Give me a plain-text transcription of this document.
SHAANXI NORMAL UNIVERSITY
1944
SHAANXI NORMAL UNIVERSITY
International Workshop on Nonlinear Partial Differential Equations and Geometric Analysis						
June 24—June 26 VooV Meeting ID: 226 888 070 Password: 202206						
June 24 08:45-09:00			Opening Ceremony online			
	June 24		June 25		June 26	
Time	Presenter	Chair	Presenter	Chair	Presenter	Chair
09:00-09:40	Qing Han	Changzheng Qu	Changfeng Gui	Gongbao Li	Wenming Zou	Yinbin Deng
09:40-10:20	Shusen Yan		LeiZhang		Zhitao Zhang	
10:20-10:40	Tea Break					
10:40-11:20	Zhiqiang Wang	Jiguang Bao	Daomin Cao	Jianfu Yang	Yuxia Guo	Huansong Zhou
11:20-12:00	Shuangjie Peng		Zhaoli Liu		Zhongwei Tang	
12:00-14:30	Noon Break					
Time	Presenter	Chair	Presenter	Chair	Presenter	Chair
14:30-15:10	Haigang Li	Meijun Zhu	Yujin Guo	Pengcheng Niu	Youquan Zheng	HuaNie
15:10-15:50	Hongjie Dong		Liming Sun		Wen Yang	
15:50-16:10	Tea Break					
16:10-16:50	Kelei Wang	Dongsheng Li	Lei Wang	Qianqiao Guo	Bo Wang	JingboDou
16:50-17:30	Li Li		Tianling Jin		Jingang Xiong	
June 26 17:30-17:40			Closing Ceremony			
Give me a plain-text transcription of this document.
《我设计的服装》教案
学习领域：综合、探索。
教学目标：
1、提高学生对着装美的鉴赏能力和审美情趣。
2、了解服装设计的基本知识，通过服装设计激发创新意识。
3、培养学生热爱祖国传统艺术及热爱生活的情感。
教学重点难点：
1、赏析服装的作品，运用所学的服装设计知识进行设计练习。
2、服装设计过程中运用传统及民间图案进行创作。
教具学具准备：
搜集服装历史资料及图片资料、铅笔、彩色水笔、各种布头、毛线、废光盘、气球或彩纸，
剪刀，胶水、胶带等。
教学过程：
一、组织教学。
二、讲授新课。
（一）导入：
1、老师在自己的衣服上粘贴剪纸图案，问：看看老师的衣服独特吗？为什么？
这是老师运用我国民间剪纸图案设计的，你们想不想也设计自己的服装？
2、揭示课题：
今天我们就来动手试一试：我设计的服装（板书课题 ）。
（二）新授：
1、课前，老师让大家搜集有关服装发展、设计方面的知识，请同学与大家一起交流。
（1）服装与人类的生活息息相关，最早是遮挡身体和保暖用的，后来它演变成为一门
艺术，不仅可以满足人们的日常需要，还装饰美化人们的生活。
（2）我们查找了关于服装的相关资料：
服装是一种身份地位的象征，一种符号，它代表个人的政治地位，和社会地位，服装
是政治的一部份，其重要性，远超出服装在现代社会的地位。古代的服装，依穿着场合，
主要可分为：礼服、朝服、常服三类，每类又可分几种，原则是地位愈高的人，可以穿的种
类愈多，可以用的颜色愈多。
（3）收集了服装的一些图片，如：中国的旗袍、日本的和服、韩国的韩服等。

◇ ◇ ◇ ◇ ◇ ◇ ◇

→ WORK TO COMPLETE: Go through the entries above and copy every line containing "Wang".

→ FINISHED EXERCISE:
10:40-11:20	Zhiqiang Wang	Jiguang Bao	Daomin Cao	Jianfu Yang	Yuxia Guo	Huansong Zhou
16:10-16:50	Kelei Wang	Dongsheng Li	Lei Wang	Qianqiao Guo	Bo Wang	JingboDou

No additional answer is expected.